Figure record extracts

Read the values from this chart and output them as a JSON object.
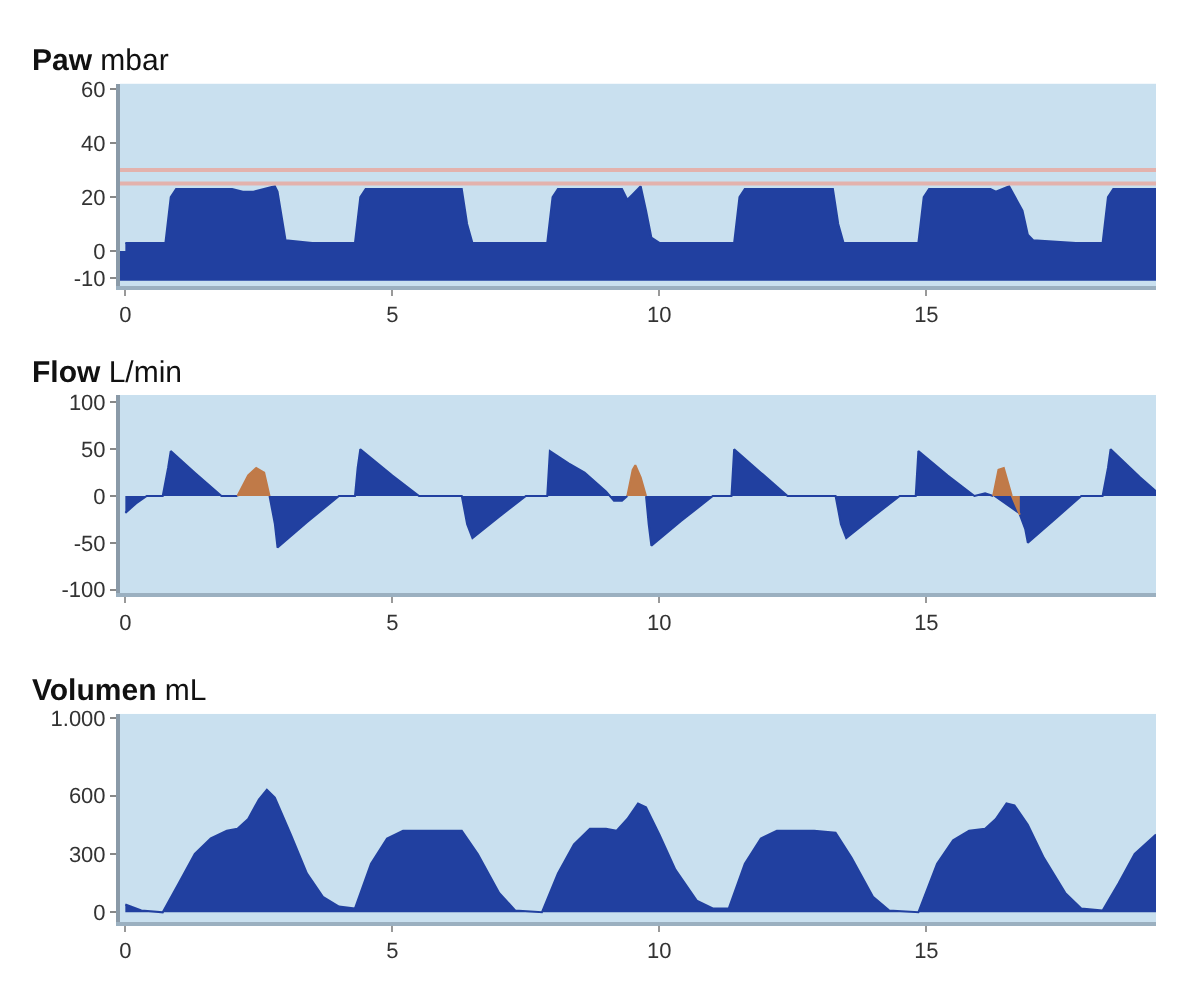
{
  "chart_data": [
    {
      "type": "area",
      "title": "Paw",
      "ylabel": "mbar",
      "x": [
        0,
        0.75,
        0.85,
        0.95,
        1.5,
        2.0,
        2.2,
        2.4,
        2.8,
        2.85,
        3.0,
        3.5,
        4.3,
        4.4,
        4.5,
        5.5,
        6.3,
        6.4,
        6.5,
        7.0,
        7.9,
        8.0,
        8.1,
        9.0,
        9.3,
        9.4,
        9.5,
        9.65,
        9.75,
        9.85,
        10.0,
        11.0,
        11.4,
        11.5,
        11.6,
        12.5,
        13.25,
        13.35,
        13.45,
        14.0,
        14.85,
        14.95,
        15.05,
        15.8,
        16.2,
        16.3,
        16.55,
        16.8,
        16.9,
        17.0,
        17.8,
        18.3,
        18.4,
        18.5,
        19.3
      ],
      "series": [
        {
          "color": "#2140a0",
          "values": [
            3,
            3,
            20,
            23,
            23,
            23,
            22,
            22,
            24,
            22,
            4,
            3,
            3,
            20,
            23,
            23,
            23,
            10,
            3,
            3,
            3,
            20,
            23,
            23,
            23,
            19,
            21,
            24,
            15,
            5,
            3,
            3,
            3,
            20,
            23,
            23,
            23,
            10,
            3,
            3,
            3,
            20,
            23,
            23,
            23,
            22,
            24,
            15,
            6,
            4,
            3,
            3,
            20,
            23,
            23
          ]
        }
      ],
      "xlim": [
        -0.1,
        19.3
      ],
      "xticks": [
        0,
        5,
        10,
        15
      ],
      "ylim": [
        -13,
        62
      ],
      "yticks": [
        -10,
        0,
        20,
        40,
        60
      ],
      "ref_lines": [
        {
          "axis": "y",
          "value": 30,
          "color": "#e3b2ad"
        },
        {
          "axis": "y",
          "value": 25,
          "color": "#e3b2ad"
        }
      ],
      "bands": [
        {
          "axis": "y",
          "from": -11,
          "to": 0,
          "color": "#2140a0"
        }
      ]
    },
    {
      "type": "area",
      "title": "Flow",
      "ylabel": "L/min",
      "series": [
        {
          "color": "#2140a0",
          "x": [
            0,
            0.2,
            0.4,
            0.7,
            0.8,
            0.85,
            1.3,
            1.8,
            2.1,
            2.4,
            2.7,
            2.8,
            2.85,
            3.4,
            4.0,
            4.3,
            4.35,
            4.4,
            5.0,
            5.5,
            6.3,
            6.4,
            6.5,
            7.0,
            7.5,
            7.9,
            7.95,
            8.3,
            8.6,
            9.0,
            9.15,
            9.3,
            9.4,
            9.55,
            9.75,
            9.8,
            9.85,
            10.4,
            11.0,
            11.35,
            11.4,
            11.9,
            12.4,
            13.3,
            13.4,
            13.5,
            14.0,
            14.5,
            14.8,
            14.85,
            15.4,
            15.9,
            16.1,
            16.25,
            16.5,
            16.75,
            16.85,
            16.9,
            17.4,
            17.9,
            18.3,
            18.4,
            18.45,
            19.0,
            19.3
          ],
          "values": [
            -18,
            -8,
            0,
            0,
            30,
            48,
            25,
            0,
            0,
            null,
            0,
            -30,
            -55,
            -28,
            0,
            0,
            30,
            50,
            22,
            0,
            0,
            -30,
            -45,
            -22,
            0,
            0,
            48,
            35,
            25,
            5,
            -5,
            -5,
            0,
            null,
            0,
            -30,
            -53,
            -27,
            0,
            0,
            50,
            25,
            0,
            0,
            -30,
            -45,
            -22,
            0,
            0,
            48,
            22,
            0,
            3,
            0,
            null,
            -20,
            -35,
            -50,
            -25,
            0,
            0,
            30,
            50,
            20,
            5
          ]
        },
        {
          "color": "#c07a48",
          "x": [
            2.1,
            2.3,
            2.45,
            2.6,
            2.7,
            5.0,
            9.4,
            9.5,
            9.55,
            9.65,
            9.75,
            13.0,
            16.25,
            16.35,
            16.45,
            16.6,
            16.75
          ],
          "values": [
            0,
            22,
            30,
            25,
            0,
            null,
            0,
            28,
            33,
            20,
            0,
            null,
            0,
            28,
            30,
            0,
            -20
          ]
        }
      ],
      "xlim": [
        -0.1,
        19.3
      ],
      "xticks": [
        0,
        5,
        10,
        15
      ],
      "ylim": [
        -104,
        108
      ],
      "yticks": [
        -100,
        -50,
        0,
        50,
        100
      ]
    },
    {
      "type": "area",
      "title": "Volumen",
      "ylabel": "mL",
      "x": [
        0,
        0.3,
        0.7,
        1.0,
        1.3,
        1.6,
        1.9,
        2.1,
        2.3,
        2.5,
        2.65,
        2.8,
        3.1,
        3.4,
        3.7,
        4.0,
        4.3,
        4.6,
        4.9,
        5.2,
        5.6,
        6.3,
        6.6,
        7.0,
        7.3,
        7.8,
        8.1,
        8.4,
        8.7,
        9.0,
        9.2,
        9.4,
        9.6,
        9.75,
        10.0,
        10.3,
        10.7,
        11.0,
        11.3,
        11.6,
        11.9,
        12.2,
        12.9,
        13.3,
        13.6,
        14.0,
        14.3,
        14.85,
        15.2,
        15.5,
        15.8,
        16.1,
        16.3,
        16.5,
        16.65,
        16.9,
        17.2,
        17.6,
        17.9,
        18.3,
        18.6,
        18.9,
        19.3
      ],
      "series": [
        {
          "color": "#2140a0",
          "values": [
            40,
            10,
            0,
            150,
            300,
            380,
            420,
            430,
            480,
            580,
            630,
            590,
            400,
            200,
            80,
            30,
            20,
            250,
            380,
            420,
            420,
            420,
            300,
            100,
            10,
            0,
            200,
            350,
            430,
            430,
            420,
            480,
            560,
            540,
            400,
            220,
            60,
            20,
            20,
            250,
            380,
            420,
            420,
            410,
            280,
            80,
            10,
            0,
            250,
            370,
            420,
            430,
            480,
            560,
            550,
            450,
            280,
            100,
            20,
            10,
            150,
            300,
            400
          ]
        }
      ],
      "xlim": [
        -0.1,
        19.3
      ],
      "xticks": [
        0,
        5,
        10,
        15
      ],
      "ylim": [
        -50,
        1020
      ],
      "yticks": [
        0,
        300,
        600,
        {
          "value": 1000,
          "label": "1.000"
        }
      ]
    }
  ]
}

* [Problem to solve]
Please set down each line of the data above exactly as written, without the pictures.

* [Response]
Read the values from this chart and output them as a JSON object.
{
  "chart_data": [
    {
      "type": "area",
      "title": "Paw",
      "ylabel": "mbar",
      "x": [
        0,
        0.75,
        0.85,
        0.95,
        1.5,
        2.0,
        2.2,
        2.4,
        2.8,
        2.85,
        3.0,
        3.5,
        4.3,
        4.4,
        4.5,
        5.5,
        6.3,
        6.4,
        6.5,
        7.0,
        7.9,
        8.0,
        8.1,
        9.0,
        9.3,
        9.4,
        9.5,
        9.65,
        9.75,
        9.85,
        10.0,
        11.0,
        11.4,
        11.5,
        11.6,
        12.5,
        13.25,
        13.35,
        13.45,
        14.0,
        14.85,
        14.95,
        15.05,
        15.8,
        16.2,
        16.3,
        16.55,
        16.8,
        16.9,
        17.0,
        17.8,
        18.3,
        18.4,
        18.5,
        19.3
      ],
      "series": [
        {
          "color": "#2140a0",
          "values": [
            3,
            3,
            20,
            23,
            23,
            23,
            22,
            22,
            24,
            22,
            4,
            3,
            3,
            20,
            23,
            23,
            23,
            10,
            3,
            3,
            3,
            20,
            23,
            23,
            23,
            19,
            21,
            24,
            15,
            5,
            3,
            3,
            3,
            20,
            23,
            23,
            23,
            10,
            3,
            3,
            3,
            20,
            23,
            23,
            23,
            22,
            24,
            15,
            6,
            4,
            3,
            3,
            20,
            23,
            23
          ]
        }
      ],
      "xlim": [
        -0.1,
        19.3
      ],
      "xticks": [
        0,
        5,
        10,
        15
      ],
      "ylim": [
        -13,
        62
      ],
      "yticks": [
        -10,
        0,
        20,
        40,
        60
      ],
      "ref_lines": [
        {
          "axis": "y",
          "value": 30,
          "color": "#e3b2ad"
        },
        {
          "axis": "y",
          "value": 25,
          "color": "#e3b2ad"
        }
      ],
      "bands": [
        {
          "axis": "y",
          "from": -11,
          "to": 0,
          "color": "#2140a0"
        }
      ]
    },
    {
      "type": "area",
      "title": "Flow",
      "ylabel": "L/min",
      "series": [
        {
          "color": "#2140a0",
          "x": [
            0,
            0.2,
            0.4,
            0.7,
            0.8,
            0.85,
            1.3,
            1.8,
            2.1,
            2.4,
            2.7,
            2.8,
            2.85,
            3.4,
            4.0,
            4.3,
            4.35,
            4.4,
            5.0,
            5.5,
            6.3,
            6.4,
            6.5,
            7.0,
            7.5,
            7.9,
            7.95,
            8.3,
            8.6,
            9.0,
            9.15,
            9.3,
            9.4,
            9.55,
            9.75,
            9.8,
            9.85,
            10.4,
            11.0,
            11.35,
            11.4,
            11.9,
            12.4,
            13.3,
            13.4,
            13.5,
            14.0,
            14.5,
            14.8,
            14.85,
            15.4,
            15.9,
            16.1,
            16.25,
            16.5,
            16.75,
            16.85,
            16.9,
            17.4,
            17.9,
            18.3,
            18.4,
            18.45,
            19.0,
            19.3
          ],
          "values": [
            -18,
            -8,
            0,
            0,
            30,
            48,
            25,
            0,
            0,
            null,
            0,
            -30,
            -55,
            -28,
            0,
            0,
            30,
            50,
            22,
            0,
            0,
            -30,
            -45,
            -22,
            0,
            0,
            48,
            35,
            25,
            5,
            -5,
            -5,
            0,
            null,
            0,
            -30,
            -53,
            -27,
            0,
            0,
            50,
            25,
            0,
            0,
            -30,
            -45,
            -22,
            0,
            0,
            48,
            22,
            0,
            3,
            0,
            null,
            -20,
            -35,
            -50,
            -25,
            0,
            0,
            30,
            50,
            20,
            5
          ]
        },
        {
          "color": "#c07a48",
          "x": [
            2.1,
            2.3,
            2.45,
            2.6,
            2.7,
            5.0,
            9.4,
            9.5,
            9.55,
            9.65,
            9.75,
            13.0,
            16.25,
            16.35,
            16.45,
            16.6,
            16.75
          ],
          "values": [
            0,
            22,
            30,
            25,
            0,
            null,
            0,
            28,
            33,
            20,
            0,
            null,
            0,
            28,
            30,
            0,
            -20
          ]
        }
      ],
      "xlim": [
        -0.1,
        19.3
      ],
      "xticks": [
        0,
        5,
        10,
        15
      ],
      "ylim": [
        -104,
        108
      ],
      "yticks": [
        -100,
        -50,
        0,
        50,
        100
      ]
    },
    {
      "type": "area",
      "title": "Volumen",
      "ylabel": "mL",
      "x": [
        0,
        0.3,
        0.7,
        1.0,
        1.3,
        1.6,
        1.9,
        2.1,
        2.3,
        2.5,
        2.65,
        2.8,
        3.1,
        3.4,
        3.7,
        4.0,
        4.3,
        4.6,
        4.9,
        5.2,
        5.6,
        6.3,
        6.6,
        7.0,
        7.3,
        7.8,
        8.1,
        8.4,
        8.7,
        9.0,
        9.2,
        9.4,
        9.6,
        9.75,
        10.0,
        10.3,
        10.7,
        11.0,
        11.3,
        11.6,
        11.9,
        12.2,
        12.9,
        13.3,
        13.6,
        14.0,
        14.3,
        14.85,
        15.2,
        15.5,
        15.8,
        16.1,
        16.3,
        16.5,
        16.65,
        16.9,
        17.2,
        17.6,
        17.9,
        18.3,
        18.6,
        18.9,
        19.3
      ],
      "series": [
        {
          "color": "#2140a0",
          "values": [
            40,
            10,
            0,
            150,
            300,
            380,
            420,
            430,
            480,
            580,
            630,
            590,
            400,
            200,
            80,
            30,
            20,
            250,
            380,
            420,
            420,
            420,
            300,
            100,
            10,
            0,
            200,
            350,
            430,
            430,
            420,
            480,
            560,
            540,
            400,
            220,
            60,
            20,
            20,
            250,
            380,
            420,
            420,
            410,
            280,
            80,
            10,
            0,
            250,
            370,
            420,
            430,
            480,
            560,
            550,
            450,
            280,
            100,
            20,
            10,
            150,
            300,
            400
          ]
        }
      ],
      "xlim": [
        -0.1,
        19.3
      ],
      "xticks": [
        0,
        5,
        10,
        15
      ],
      "ylim": [
        -50,
        1020
      ],
      "yticks": [
        0,
        300,
        600,
        {
          "value": 1000,
          "label": "1.000"
        }
      ]
    }
  ]
}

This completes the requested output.